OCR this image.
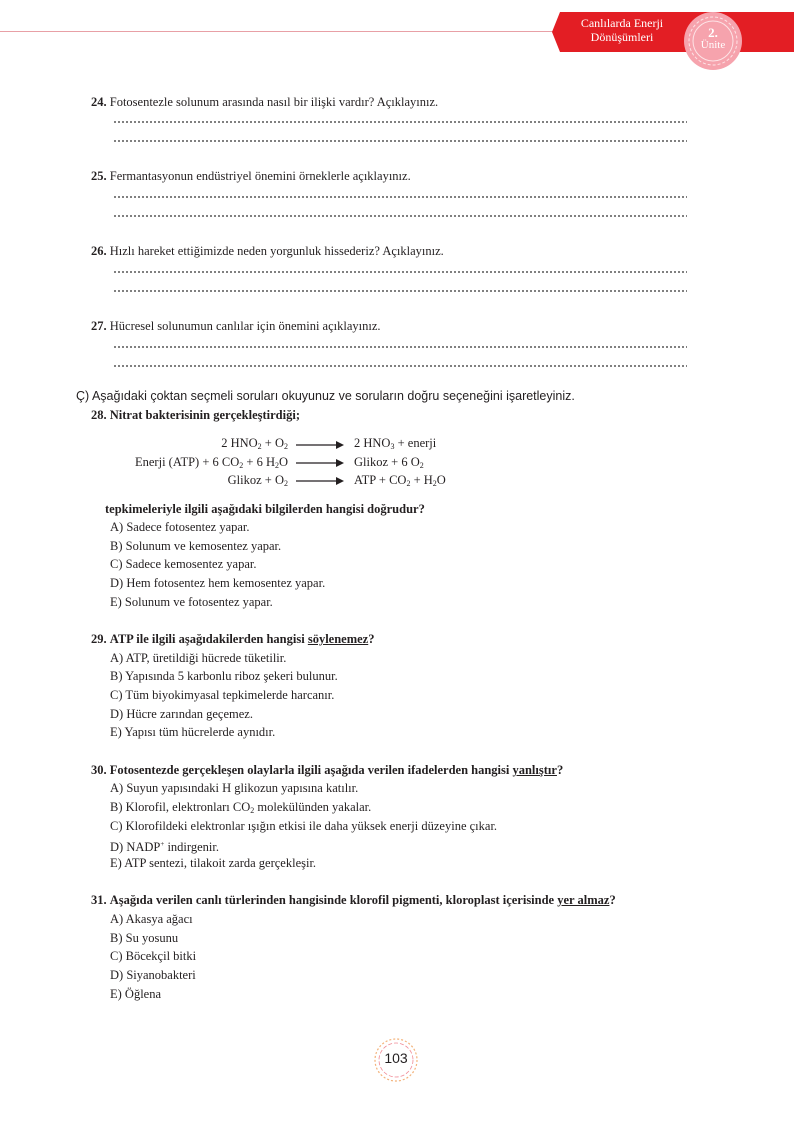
Canlılarda Enerji
Dönüşümleri	2.
Ünite
24. Fotosentezle solunum arasında nasıl bir ilişki vardır? Açıklayınız.
25. Fermantasyonun endüstriyel önemini örneklerle açıklayınız.
26. Hızlı hareket ettiğimizde neden yorgunluk hissederiz? Açıklayınız.
27. Hücresel solunumun canlılar için önemini açıklayınız.
Ç) Aşağıdaki çoktan seçmeli soruları okuyunuz ve soruların doğru seçeneğini işaretleyiniz.
28. Nitrat bakterisinin gerçekleştirdiği;
2 $HNO_2 + O_2$	2 $HNO_3$ + enerji
Enerji (ATP) + 6 $CO_2 + 6$ $H_2O$	Glikoz + 6 $O_2$
Glikoz + $O_2$	ATP + $CO_2 + H_2O$
tepkimeleriyle ilgili aşağıdaki bilgilerden hangisi doğrudur?
A) Sadece fotosentez yapar.
B) Solunum ve kemosentez yapar.
C) Sadece kemosentez yapar.
D) Hem fotosentez hem kemosentez yapar.
E) Solunum ve fotosentez yapar.
29. ATP ile ilgili aşağıdakilerden hangisi söylenemez?
A) ATP, üretildiği hücrede tüketilir.
B) Yapısında 5 karbonlu riboz şekeri bulunur.
C) Tüm biyokimyasal tepkimelerde harcanır.
D) Hücre zarından geçemez.
E) Yapısı tüm hücrelerde aynıdır.
30. Fotosentezde gerçekleşen olaylarla ilgili aşağıda verilen ifadelerden hangisi yanlıştır?
A) Suyun yapısındaki H glikozun yapısına katılır.
B) Klorofil, elektronları $CO_2$ molekülünden yakalar.
C) Klorofildeki elektronlar ışığın etkisi ile daha yüksek enerji düzeyine çıkar.
D) NADP+ indirgenir.
E) ATP sentezi, tilakoit zarda gerçekleşir.
31. Aşağıda verilen canlı türlerinden hangisinde klorofil pigmenti, kloroplast içerisinde yer almaz?
A) Akasya ağacı
B) Su yosunu
C) Böcekçil bitki
D) Siyanobakteri
E) Öğlena
103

+---+

In your copy, repeat each record exactly and include no pictures.

OCR this image.
Canlılarda Enerji
Dönüşümleri	2.
Ünite
24. Fotosentezle solunum arasında nasıl bir ilişki vardır? Açıklayınız.
25. Fermantasyonun endüstriyel önemini örneklerle açıklayınız.
26. Hızlı hareket ettiğimizde neden yorgunluk hissederiz? Açıklayınız.
27. Hücresel solunumun canlılar için önemini açıklayınız.
Ç) Aşağıdaki çoktan seçmeli soruları okuyunuz ve soruların doğru seçeneğini işaretleyiniz.
28. Nitrat bakterisinin gerçekleştirdiği;
2 $HNO_2 + O_2$	2 $HNO_3$ + enerji
Enerji (ATP) + 6 $CO_2 + 6$ $H_2O$	Glikoz + 6 $O_2$
Glikoz + $O_2$	ATP + $CO_2 + H_2O$
tepkimeleriyle ilgili aşağıdaki bilgilerden hangisi doğrudur?
A) Sadece fotosentez yapar.
B) Solunum ve kemosentez yapar.
C) Sadece kemosentez yapar.
D) Hem fotosentez hem kemosentez yapar.
E) Solunum ve fotosentez yapar.
29. ATP ile ilgili aşağıdakilerden hangisi söylenemez?
A) ATP, üretildiği hücrede tüketilir.
B) Yapısında 5 karbonlu riboz şekeri bulunur.
C) Tüm biyokimyasal tepkimelerde harcanır.
D) Hücre zarından geçemez.
E) Yapısı tüm hücrelerde aynıdır.
30. Fotosentezde gerçekleşen olaylarla ilgili aşağıda verilen ifadelerden hangisi yanlıştır?
A) Suyun yapısındaki H glikozun yapısına katılır.
B) Klorofil, elektronları $CO_2$ molekülünden yakalar.
C) Klorofildeki elektronlar ışığın etkisi ile daha yüksek enerji düzeyine çıkar.
D) NADP+ indirgenir.
E) ATP sentezi, tilakoit zarda gerçekleşir.
31. Aşağıda verilen canlı türlerinden hangisinde klorofil pigmenti, kloroplast içerisinde yer almaz?
A) Akasya ağacı
B) Su yosunu
C) Böcekçil bitki
D) Siyanobakteri
E) Öğlena
103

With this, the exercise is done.